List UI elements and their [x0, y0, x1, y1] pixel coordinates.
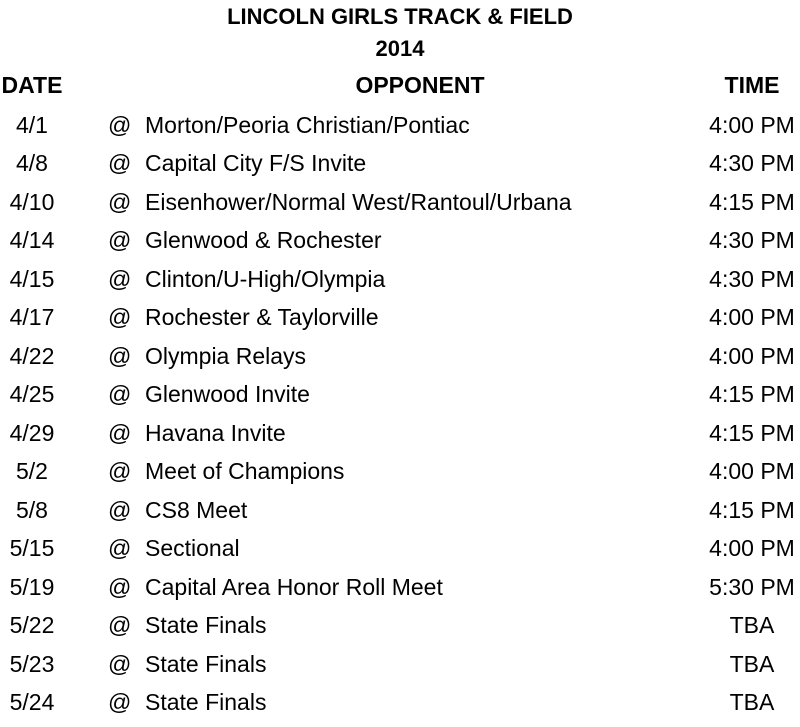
date-cell: 4/22 [9, 342, 55, 369]
header-time: TIME [724, 72, 780, 98]
document-title: LINCOLN GIRLS TRACK & FIELD [227, 4, 573, 29]
schedule-row: 4/8 @ Capital City F/S Invite 4:30 PM [0, 150, 800, 188]
schedule-row: 4/15 @ Clinton/U-High/Olympia 4:30 PM [0, 266, 800, 304]
date-cell: 4/10 [9, 188, 55, 215]
schedule-row: 4/29 @ Havana Invite 4:15 PM [0, 420, 800, 458]
time-cell: 4:15 PM [709, 419, 795, 446]
opponent-cell: Glenwood & Rochester [145, 227, 382, 254]
time-cell: 4:15 PM [709, 496, 795, 523]
time-cell: 5:30 PM [709, 573, 795, 600]
time-cell: 4:15 PM [709, 381, 795, 408]
at-cell: @ [108, 458, 132, 485]
at-cell: @ [108, 650, 132, 677]
opponent-cell: Clinton/U-High/Olympia [145, 265, 386, 292]
date-cell: 4/29 [9, 419, 55, 446]
time-cell: 4:00 PM [709, 342, 795, 369]
at-cell: @ [108, 188, 132, 215]
opponent-cell: Eisenhower/Normal West/Rantoul/Urbana [145, 188, 572, 215]
time-cell: 4:30 PM [709, 265, 795, 292]
schedule-row: 4/17 @ Rochester & Taylorville 4:00 PM [0, 304, 800, 342]
at-cell: @ [108, 381, 132, 408]
at-cell: @ [108, 419, 132, 446]
at-cell: @ [108, 150, 132, 177]
time-cell: TBA [729, 612, 775, 639]
at-cell: @ [108, 689, 132, 716]
date-cell: 5/2 [16, 458, 48, 485]
at-cell: @ [108, 112, 132, 138]
time-cell: 4:00 PM [709, 458, 795, 485]
schedule-row: 4/25 @ Glenwood Invite 4:15 PM [0, 381, 800, 419]
header-opponent: OPPONENT [355, 72, 485, 98]
schedule-row: 5/22 @ State Finals TBA [0, 612, 800, 650]
at-cell: @ [108, 535, 132, 562]
opponent-cell: Meet of Champions [145, 458, 345, 485]
opponent-cell: CS8 Meet [145, 496, 248, 523]
date-cell: 4/14 [9, 227, 55, 254]
schedule-row: 5/23 @ State Finals TBA [0, 651, 800, 689]
opponent-cell: Capital Area Honor Roll Meet [145, 573, 443, 600]
opponent-cell: Rochester & Taylorville [145, 304, 379, 331]
time-cell: 4:00 PM [709, 112, 795, 138]
opponent-cell: Olympia Relays [145, 342, 307, 369]
at-cell: @ [108, 496, 132, 523]
at-cell: @ [108, 573, 132, 600]
time-cell: 4:15 PM [709, 188, 795, 215]
schedule-row: 4/1 @ Morton/Peoria Christian/Pontiac 4:00 … [0, 112, 800, 150]
opponent-cell: Glenwood Invite [145, 381, 310, 408]
date-cell: 5/8 [16, 496, 48, 523]
time-cell: 4:00 PM [709, 535, 795, 562]
date-cell: 5/19 [9, 573, 55, 600]
opponent-cell: State Finals [145, 689, 267, 716]
document-year: 2014 [375, 36, 425, 61]
opponent-cell: Capital City F/S Invite [145, 150, 367, 177]
schedule-row: 4/10 @ Eisenhower/Normal West/Rantoul/Urba… [0, 189, 800, 227]
at-cell: @ [108, 265, 132, 292]
header-date: DATE [1, 72, 63, 98]
date-cell: 4/25 [9, 381, 55, 408]
date-cell: 5/15 [9, 535, 55, 562]
opponent-cell: Sectional [145, 535, 240, 562]
date-cell: 4/17 [9, 304, 55, 331]
at-cell: @ [108, 304, 132, 331]
date-cell: 5/23 [9, 650, 55, 677]
schedule-row: 5/15 @ Sectional 4:00 PM [0, 535, 800, 573]
at-cell: @ [108, 342, 132, 369]
time-cell: TBA [729, 650, 775, 677]
date-cell: 5/22 [9, 612, 55, 639]
at-cell: @ [108, 612, 132, 639]
at-cell: @ [108, 227, 132, 254]
opponent-cell: Havana Invite [145, 419, 286, 446]
schedule-row: 5/24 @ State Finals TBA [0, 689, 800, 727]
schedule-row: 4/14 @ Glenwood & Rochester 4:30 PM [0, 227, 800, 265]
opponent-cell: State Finals [145, 612, 267, 639]
schedule-row: 5/2 @ Meet of Champions 4:00 PM [0, 458, 800, 496]
time-cell: 4:30 PM [709, 150, 795, 177]
opponent-cell: Morton/Peoria Christian/Pontiac [145, 112, 470, 138]
schedule-row: 5/8 @ CS8 Meet 4:15 PM [0, 497, 800, 535]
date-cell: 4/15 [9, 265, 55, 292]
time-cell: 4:30 PM [709, 227, 795, 254]
time-cell: TBA [729, 689, 775, 716]
date-cell: 4/1 [16, 112, 48, 138]
date-cell: 4/8 [16, 150, 48, 177]
time-cell: 4:00 PM [709, 304, 795, 331]
schedule-row: 4/22 @ Olympia Relays 4:00 PM [0, 343, 800, 381]
opponent-cell: State Finals [145, 650, 267, 677]
schedule-row: 5/19 @ Capital Area Honor Roll Meet 5:30 PM [0, 574, 800, 612]
date-cell: 5/24 [9, 689, 55, 716]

◆ AIM OF THE TASK ◆
From the material, reproduce verbatim the portion that opens with the line containing "date-cell: 4/22 [9, 342, 55, 369]" and closes with the line containing "at-cell: @ [108, 689, 132, 716]", both of those lines included. Output only those lines.

◆ SOLUTION TO THIS PROBLEM ◆
date-cell: 4/22 [9, 342, 55, 369]
header-time: TIME [724, 72, 780, 98]
document-title: LINCOLN GIRLS TRACK & FIELD [227, 4, 573, 29]
schedule-row: 4/8 @ Capital City F/S Invite 4:30 PM [0, 150, 800, 188]
schedule-row: 4/15 @ Clinton/U-High/Olympia 4:30 PM [0, 266, 800, 304]
date-cell: 4/10 [9, 188, 55, 215]
schedule-row: 4/29 @ Havana Invite 4:15 PM [0, 420, 800, 458]
time-cell: 4:15 PM [709, 419, 795, 446]
opponent-cell: Glenwood & Rochester [145, 227, 382, 254]
time-cell: 4:15 PM [709, 496, 795, 523]
time-cell: 5:30 PM [709, 573, 795, 600]
time-cell: 4:15 PM [709, 381, 795, 408]
at-cell: @ [108, 458, 132, 485]
at-cell: @ [108, 650, 132, 677]
opponent-cell: Clinton/U-High/Olympia [145, 265, 386, 292]
date-cell: 4/29 [9, 419, 55, 446]
time-cell: 4:00 PM [709, 342, 795, 369]
at-cell: @ [108, 188, 132, 215]
opponent-cell: Eisenhower/Normal West/Rantoul/Urbana [145, 188, 572, 215]
time-cell: 4:30 PM [709, 265, 795, 292]
schedule-row: 4/17 @ Rochester & Taylorville 4:00 PM [0, 304, 800, 342]
at-cell: @ [108, 381, 132, 408]
at-cell: @ [108, 419, 132, 446]
at-cell: @ [108, 150, 132, 177]
time-cell: TBA [729, 612, 775, 639]
at-cell: @ [108, 689, 132, 716]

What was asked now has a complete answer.